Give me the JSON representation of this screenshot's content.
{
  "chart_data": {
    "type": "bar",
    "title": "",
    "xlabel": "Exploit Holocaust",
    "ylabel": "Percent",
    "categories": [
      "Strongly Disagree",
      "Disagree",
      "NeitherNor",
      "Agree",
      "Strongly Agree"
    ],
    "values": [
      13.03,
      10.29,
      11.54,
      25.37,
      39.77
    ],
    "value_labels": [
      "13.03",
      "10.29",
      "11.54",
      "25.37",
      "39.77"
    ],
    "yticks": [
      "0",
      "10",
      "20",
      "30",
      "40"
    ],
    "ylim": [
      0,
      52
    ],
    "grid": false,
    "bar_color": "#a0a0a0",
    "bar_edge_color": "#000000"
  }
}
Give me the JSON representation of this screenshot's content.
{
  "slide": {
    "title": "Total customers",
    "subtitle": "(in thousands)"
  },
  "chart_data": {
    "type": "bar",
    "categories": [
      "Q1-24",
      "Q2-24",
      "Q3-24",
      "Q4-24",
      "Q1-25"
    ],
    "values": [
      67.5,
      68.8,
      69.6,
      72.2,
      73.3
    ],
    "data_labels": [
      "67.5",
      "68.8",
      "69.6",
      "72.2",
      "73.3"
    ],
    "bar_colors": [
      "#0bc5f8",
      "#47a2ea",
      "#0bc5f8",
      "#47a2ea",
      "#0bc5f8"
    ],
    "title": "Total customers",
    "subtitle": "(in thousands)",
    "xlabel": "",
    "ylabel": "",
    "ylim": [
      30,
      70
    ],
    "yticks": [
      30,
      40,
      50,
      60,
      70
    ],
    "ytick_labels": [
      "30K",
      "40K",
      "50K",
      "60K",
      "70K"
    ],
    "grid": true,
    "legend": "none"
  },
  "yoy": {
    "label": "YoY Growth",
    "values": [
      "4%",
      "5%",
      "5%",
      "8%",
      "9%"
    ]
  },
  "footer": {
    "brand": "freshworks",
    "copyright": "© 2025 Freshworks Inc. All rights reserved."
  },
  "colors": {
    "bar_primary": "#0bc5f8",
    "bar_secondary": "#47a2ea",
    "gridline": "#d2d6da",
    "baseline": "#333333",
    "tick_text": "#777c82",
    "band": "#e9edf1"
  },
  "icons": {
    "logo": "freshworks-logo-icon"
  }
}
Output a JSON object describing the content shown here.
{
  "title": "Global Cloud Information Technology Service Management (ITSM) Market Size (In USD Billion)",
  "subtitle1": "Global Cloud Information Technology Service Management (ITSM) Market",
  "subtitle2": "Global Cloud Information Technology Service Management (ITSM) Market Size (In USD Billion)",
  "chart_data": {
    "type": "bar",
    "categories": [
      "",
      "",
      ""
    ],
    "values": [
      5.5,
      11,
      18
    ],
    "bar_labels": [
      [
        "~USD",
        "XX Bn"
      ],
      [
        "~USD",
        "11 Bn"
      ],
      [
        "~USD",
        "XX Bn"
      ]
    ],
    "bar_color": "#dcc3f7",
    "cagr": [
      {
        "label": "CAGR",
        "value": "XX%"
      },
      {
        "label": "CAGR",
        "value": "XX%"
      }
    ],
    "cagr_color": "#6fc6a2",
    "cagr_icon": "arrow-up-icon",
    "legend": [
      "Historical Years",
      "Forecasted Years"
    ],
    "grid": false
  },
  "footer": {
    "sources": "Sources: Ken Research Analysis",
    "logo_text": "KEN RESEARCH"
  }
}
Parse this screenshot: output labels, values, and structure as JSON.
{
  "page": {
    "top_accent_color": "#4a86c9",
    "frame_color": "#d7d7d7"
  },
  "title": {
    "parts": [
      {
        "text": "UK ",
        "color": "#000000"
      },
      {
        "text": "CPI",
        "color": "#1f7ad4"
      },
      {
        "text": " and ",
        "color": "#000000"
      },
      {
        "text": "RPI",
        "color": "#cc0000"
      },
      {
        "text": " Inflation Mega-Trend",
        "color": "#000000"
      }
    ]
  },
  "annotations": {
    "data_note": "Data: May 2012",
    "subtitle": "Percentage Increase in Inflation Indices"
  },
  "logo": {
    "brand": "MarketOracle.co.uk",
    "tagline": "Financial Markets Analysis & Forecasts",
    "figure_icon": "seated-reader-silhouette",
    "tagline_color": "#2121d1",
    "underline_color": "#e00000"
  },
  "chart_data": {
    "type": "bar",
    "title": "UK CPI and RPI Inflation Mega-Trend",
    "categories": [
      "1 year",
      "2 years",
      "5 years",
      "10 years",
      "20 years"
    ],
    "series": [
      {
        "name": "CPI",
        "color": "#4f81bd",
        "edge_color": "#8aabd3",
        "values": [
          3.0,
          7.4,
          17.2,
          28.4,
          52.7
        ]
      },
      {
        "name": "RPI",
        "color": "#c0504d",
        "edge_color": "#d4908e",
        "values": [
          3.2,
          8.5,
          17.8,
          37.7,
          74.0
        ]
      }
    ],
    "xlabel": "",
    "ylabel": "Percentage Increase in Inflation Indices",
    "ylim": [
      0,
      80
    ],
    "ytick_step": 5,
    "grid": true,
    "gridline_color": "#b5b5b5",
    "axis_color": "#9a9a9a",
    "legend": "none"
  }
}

|---|

Written task
In the material above, tally every line with the string "Indices" in it, then give that number alone.

Answer for the task
2